Data entries:
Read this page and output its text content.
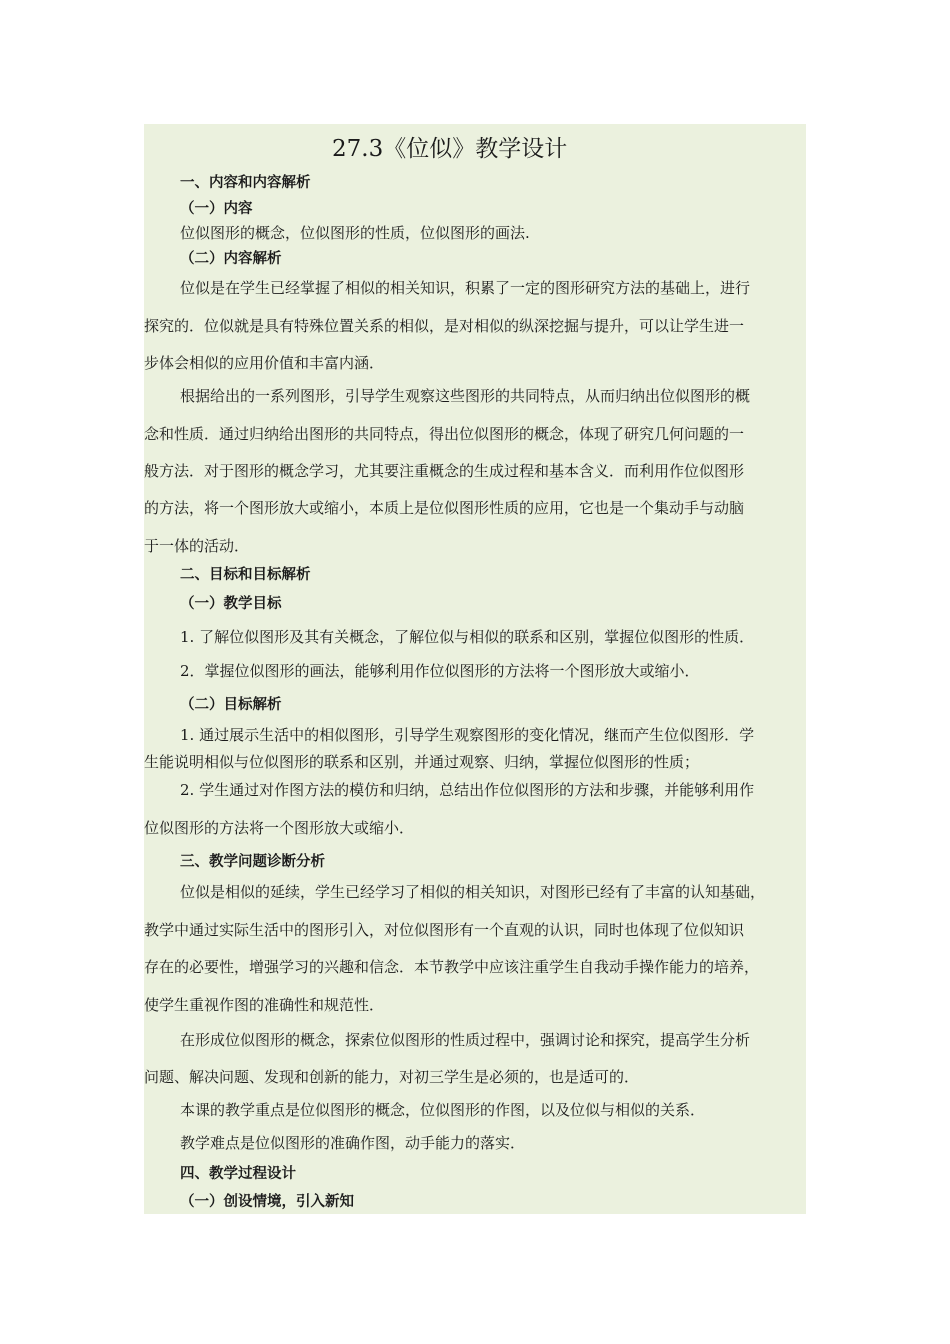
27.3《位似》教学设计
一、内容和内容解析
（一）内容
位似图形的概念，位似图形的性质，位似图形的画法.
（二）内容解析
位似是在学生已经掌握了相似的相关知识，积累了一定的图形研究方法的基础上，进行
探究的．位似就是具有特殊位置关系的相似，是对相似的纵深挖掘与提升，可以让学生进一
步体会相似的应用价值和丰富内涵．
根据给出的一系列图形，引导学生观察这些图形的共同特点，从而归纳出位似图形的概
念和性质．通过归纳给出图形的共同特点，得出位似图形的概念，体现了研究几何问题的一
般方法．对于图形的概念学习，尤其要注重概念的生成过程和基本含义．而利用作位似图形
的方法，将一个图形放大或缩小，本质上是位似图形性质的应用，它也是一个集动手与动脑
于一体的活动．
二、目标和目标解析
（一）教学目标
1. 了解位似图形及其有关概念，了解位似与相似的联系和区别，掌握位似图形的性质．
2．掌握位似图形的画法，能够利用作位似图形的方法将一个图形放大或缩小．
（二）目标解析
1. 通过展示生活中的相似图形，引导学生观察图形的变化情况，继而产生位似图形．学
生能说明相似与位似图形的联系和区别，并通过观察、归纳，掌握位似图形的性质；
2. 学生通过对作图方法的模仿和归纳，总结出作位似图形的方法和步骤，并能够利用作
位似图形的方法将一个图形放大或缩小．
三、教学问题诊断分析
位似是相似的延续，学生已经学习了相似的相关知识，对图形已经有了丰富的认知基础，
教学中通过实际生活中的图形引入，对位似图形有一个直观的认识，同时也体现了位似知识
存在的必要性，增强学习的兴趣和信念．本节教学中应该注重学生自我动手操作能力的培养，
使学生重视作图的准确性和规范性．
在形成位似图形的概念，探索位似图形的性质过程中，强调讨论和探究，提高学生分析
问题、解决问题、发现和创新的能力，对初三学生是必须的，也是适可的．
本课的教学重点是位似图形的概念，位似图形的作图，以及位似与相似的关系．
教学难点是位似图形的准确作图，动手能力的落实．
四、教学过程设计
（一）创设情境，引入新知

...

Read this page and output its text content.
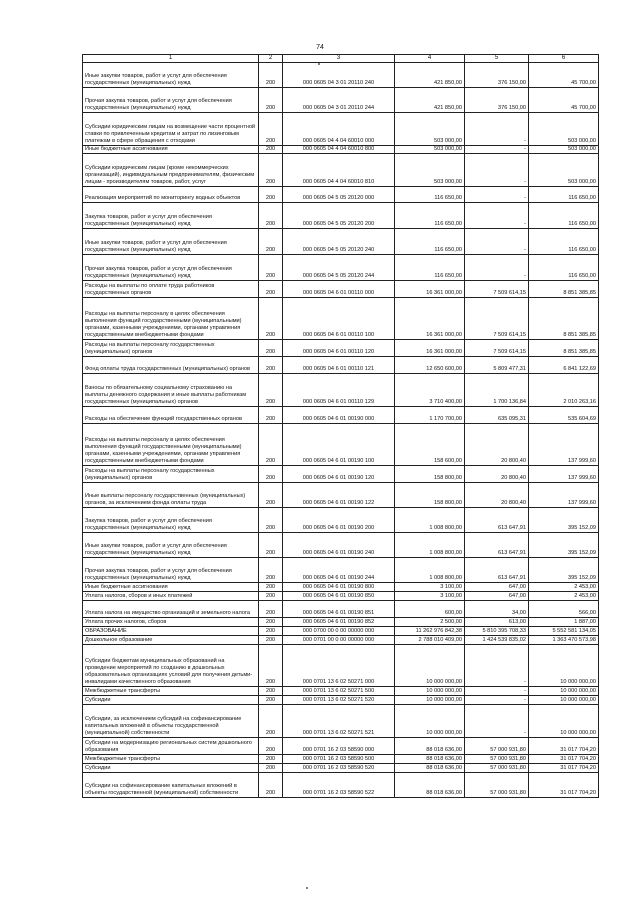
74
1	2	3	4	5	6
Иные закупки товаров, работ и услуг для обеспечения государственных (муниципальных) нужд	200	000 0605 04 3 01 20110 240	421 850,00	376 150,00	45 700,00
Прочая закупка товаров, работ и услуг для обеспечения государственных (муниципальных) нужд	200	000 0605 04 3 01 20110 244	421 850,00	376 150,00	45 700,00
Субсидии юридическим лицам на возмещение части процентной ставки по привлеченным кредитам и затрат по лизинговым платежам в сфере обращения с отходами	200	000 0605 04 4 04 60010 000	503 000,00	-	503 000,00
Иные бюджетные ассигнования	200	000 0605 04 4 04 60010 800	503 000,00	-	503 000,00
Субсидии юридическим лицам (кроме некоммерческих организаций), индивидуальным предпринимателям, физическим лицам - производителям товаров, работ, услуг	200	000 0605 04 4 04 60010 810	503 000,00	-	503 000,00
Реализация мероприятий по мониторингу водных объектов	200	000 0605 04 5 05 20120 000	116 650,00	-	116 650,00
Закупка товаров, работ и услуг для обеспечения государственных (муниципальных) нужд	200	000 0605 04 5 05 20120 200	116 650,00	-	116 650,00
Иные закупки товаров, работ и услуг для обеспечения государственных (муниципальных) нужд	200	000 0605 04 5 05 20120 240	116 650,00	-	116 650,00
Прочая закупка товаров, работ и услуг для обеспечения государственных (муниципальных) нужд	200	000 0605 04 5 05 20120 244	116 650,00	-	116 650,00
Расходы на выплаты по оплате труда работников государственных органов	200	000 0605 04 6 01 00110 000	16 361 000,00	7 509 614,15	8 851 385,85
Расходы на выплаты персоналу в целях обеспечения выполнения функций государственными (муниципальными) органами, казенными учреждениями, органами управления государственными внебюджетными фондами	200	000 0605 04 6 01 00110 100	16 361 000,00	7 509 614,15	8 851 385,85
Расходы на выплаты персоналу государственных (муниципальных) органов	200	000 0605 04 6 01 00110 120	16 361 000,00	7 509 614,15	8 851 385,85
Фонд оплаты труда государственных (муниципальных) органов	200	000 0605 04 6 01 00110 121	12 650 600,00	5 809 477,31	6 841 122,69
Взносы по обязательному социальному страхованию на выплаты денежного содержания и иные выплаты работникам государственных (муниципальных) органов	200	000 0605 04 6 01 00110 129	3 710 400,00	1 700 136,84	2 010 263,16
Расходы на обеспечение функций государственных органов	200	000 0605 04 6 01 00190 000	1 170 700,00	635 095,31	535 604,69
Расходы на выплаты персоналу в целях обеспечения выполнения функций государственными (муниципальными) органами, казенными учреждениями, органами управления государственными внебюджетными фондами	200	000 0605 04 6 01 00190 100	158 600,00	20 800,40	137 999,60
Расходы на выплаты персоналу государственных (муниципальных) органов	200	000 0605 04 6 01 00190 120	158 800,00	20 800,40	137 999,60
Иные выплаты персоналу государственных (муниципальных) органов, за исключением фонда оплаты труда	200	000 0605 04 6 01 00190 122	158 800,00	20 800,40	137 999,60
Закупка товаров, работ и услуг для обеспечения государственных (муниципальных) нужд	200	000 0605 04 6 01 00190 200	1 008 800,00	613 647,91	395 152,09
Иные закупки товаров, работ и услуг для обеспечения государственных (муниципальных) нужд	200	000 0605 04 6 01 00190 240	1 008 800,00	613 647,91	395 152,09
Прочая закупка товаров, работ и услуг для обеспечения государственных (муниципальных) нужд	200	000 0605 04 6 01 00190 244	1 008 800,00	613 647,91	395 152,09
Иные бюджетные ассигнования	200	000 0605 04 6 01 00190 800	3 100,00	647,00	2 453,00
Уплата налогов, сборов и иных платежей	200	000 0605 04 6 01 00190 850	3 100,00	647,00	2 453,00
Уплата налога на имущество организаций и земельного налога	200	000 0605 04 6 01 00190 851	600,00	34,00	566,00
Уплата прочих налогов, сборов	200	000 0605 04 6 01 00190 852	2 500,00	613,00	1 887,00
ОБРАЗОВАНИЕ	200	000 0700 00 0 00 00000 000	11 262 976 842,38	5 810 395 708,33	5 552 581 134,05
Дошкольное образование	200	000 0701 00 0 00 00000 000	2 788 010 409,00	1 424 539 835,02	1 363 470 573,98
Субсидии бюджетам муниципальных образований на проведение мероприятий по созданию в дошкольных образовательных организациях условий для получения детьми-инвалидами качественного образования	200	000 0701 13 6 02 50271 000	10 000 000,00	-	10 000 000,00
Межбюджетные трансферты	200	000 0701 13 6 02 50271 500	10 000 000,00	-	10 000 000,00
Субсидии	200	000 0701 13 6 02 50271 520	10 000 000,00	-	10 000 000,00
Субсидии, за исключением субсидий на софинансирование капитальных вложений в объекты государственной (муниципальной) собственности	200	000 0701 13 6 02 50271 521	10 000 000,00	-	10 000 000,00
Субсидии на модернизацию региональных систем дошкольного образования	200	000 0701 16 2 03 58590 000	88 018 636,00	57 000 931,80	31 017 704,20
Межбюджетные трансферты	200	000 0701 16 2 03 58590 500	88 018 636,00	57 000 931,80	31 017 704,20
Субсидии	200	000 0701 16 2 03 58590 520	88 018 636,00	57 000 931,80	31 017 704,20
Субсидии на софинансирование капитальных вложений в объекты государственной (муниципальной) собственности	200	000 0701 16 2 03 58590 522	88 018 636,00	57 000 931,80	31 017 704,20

--

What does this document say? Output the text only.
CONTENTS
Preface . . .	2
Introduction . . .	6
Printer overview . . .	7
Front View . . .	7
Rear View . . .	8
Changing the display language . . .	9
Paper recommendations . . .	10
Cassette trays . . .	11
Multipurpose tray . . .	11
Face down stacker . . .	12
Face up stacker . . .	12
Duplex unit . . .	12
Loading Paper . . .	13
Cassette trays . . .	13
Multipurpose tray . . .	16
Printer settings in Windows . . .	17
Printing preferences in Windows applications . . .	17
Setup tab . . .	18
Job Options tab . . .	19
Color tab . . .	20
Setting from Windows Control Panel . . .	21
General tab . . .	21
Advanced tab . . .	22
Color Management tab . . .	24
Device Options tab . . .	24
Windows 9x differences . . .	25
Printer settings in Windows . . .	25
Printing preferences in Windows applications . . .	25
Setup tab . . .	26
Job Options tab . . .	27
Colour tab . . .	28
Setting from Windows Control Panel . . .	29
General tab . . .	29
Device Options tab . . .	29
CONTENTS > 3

- **GIVEN PROBLEM**: Using the listing above, show every line that includes the string "Printer".

- **ANSWER IN FULL**:
Printer overview . . .	7
Printer settings in Windows . . .	17
Printer settings in Windows . . .	25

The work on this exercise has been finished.